= Provided records =
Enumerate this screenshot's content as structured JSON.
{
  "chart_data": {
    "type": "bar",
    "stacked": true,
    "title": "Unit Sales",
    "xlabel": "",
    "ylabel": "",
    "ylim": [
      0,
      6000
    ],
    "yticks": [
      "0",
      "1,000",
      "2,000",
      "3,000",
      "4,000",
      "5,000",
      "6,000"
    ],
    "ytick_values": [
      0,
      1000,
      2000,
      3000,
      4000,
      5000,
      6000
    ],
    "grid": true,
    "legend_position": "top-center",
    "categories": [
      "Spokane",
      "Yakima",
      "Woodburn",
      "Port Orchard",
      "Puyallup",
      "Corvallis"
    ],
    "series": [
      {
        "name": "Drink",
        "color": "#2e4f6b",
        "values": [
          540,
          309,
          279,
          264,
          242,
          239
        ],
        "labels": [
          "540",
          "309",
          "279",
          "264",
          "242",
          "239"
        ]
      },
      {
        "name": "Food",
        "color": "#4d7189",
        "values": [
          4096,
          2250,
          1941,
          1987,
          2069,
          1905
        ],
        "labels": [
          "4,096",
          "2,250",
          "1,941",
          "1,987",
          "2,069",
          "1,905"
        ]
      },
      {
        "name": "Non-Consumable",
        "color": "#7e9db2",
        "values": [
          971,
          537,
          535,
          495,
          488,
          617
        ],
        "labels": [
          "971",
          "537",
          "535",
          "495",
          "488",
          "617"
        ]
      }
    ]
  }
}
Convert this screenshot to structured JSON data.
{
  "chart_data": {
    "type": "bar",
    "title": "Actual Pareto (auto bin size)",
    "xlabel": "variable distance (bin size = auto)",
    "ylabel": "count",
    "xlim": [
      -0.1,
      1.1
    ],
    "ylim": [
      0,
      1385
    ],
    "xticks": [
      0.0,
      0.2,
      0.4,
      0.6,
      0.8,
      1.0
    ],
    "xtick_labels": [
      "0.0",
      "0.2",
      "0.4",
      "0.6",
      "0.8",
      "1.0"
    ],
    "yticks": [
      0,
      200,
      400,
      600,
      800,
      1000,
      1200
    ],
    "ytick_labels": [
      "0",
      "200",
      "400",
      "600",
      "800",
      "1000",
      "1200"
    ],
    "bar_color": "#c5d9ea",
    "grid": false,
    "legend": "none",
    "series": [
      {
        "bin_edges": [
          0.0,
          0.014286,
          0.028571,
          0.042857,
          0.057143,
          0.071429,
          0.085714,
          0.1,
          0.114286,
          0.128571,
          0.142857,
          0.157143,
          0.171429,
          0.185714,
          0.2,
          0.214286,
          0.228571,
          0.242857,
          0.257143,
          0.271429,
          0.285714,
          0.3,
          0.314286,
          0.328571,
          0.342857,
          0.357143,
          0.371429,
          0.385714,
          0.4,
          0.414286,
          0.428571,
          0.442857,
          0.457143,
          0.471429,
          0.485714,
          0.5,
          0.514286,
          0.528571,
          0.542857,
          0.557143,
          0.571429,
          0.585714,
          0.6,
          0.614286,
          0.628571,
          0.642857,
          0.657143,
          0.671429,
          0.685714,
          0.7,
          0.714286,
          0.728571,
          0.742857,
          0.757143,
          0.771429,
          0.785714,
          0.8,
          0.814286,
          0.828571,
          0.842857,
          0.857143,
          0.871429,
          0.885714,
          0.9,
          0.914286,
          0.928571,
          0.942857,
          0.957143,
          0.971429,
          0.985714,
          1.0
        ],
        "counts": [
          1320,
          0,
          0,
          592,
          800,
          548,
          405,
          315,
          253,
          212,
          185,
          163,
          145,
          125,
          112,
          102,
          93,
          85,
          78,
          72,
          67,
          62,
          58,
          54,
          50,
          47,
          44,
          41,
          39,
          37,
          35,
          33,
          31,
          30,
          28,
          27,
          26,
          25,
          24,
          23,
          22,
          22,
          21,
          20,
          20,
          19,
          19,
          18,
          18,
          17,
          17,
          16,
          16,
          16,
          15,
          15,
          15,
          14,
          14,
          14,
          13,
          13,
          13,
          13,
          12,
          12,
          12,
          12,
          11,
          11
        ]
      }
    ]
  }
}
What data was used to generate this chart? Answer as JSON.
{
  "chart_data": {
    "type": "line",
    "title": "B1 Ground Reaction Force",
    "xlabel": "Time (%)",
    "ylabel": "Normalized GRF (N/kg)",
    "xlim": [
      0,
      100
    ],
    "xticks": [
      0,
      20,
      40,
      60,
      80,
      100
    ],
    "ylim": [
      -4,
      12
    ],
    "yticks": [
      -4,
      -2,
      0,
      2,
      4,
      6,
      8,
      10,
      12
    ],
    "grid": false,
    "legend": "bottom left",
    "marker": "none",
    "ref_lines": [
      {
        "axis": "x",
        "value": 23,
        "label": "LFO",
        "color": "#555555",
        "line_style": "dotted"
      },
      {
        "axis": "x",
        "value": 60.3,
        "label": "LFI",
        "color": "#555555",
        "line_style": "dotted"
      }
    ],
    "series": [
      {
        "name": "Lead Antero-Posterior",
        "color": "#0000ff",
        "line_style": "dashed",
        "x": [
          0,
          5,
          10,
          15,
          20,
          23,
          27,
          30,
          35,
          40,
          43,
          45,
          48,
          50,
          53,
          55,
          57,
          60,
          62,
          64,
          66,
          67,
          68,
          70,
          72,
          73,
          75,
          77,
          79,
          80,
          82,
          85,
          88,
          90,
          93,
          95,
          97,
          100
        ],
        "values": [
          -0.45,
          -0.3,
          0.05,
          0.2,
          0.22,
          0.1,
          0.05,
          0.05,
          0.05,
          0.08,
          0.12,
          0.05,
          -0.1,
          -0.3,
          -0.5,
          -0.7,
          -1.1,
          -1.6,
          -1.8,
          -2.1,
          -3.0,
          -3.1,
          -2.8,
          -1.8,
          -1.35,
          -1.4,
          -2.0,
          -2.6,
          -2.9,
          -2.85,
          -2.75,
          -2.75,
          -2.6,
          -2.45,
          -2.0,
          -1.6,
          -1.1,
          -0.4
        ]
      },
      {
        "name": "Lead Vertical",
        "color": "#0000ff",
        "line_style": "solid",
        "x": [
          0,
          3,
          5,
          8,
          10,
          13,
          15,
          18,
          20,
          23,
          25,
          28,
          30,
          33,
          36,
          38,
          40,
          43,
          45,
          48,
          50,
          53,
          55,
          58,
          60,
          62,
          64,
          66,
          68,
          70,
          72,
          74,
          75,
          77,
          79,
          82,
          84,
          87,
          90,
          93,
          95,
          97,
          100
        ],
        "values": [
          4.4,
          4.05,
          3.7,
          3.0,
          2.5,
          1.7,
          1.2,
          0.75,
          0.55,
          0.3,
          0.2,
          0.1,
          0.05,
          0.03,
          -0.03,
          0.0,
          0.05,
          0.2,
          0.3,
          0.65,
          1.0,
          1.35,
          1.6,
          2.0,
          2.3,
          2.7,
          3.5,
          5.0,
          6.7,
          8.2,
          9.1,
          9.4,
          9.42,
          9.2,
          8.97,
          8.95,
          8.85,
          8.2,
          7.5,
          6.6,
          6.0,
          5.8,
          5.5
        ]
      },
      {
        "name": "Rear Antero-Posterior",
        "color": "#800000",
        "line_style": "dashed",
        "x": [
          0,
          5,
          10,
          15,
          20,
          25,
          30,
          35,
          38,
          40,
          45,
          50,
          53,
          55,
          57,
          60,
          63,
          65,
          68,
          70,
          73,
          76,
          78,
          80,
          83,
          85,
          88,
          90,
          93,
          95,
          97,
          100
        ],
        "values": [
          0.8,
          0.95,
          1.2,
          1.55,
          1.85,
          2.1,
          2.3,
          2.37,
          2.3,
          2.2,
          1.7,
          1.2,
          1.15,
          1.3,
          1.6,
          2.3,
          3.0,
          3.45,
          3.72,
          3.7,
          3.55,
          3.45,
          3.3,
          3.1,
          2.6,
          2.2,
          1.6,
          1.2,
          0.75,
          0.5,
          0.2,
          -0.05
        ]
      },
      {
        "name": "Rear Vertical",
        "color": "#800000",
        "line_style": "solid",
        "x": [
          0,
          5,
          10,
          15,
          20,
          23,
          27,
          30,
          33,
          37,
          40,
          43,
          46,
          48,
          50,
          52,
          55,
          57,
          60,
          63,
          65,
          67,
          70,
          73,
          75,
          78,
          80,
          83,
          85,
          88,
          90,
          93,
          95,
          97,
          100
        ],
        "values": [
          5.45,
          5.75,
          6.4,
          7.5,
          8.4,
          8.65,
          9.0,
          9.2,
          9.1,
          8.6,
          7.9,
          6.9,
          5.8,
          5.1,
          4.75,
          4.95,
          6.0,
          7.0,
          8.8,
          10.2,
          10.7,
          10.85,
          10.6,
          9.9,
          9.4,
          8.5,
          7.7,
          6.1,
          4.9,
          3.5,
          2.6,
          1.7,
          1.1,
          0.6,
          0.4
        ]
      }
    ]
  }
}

= Set exercise =
Pull out every line of the records above that contains the word "xlabel".

= Completed exercise =
    "xlabel": "",
    "xlabel": "variable distance (bin size = auto)",
    "xlabel": "Time (%)",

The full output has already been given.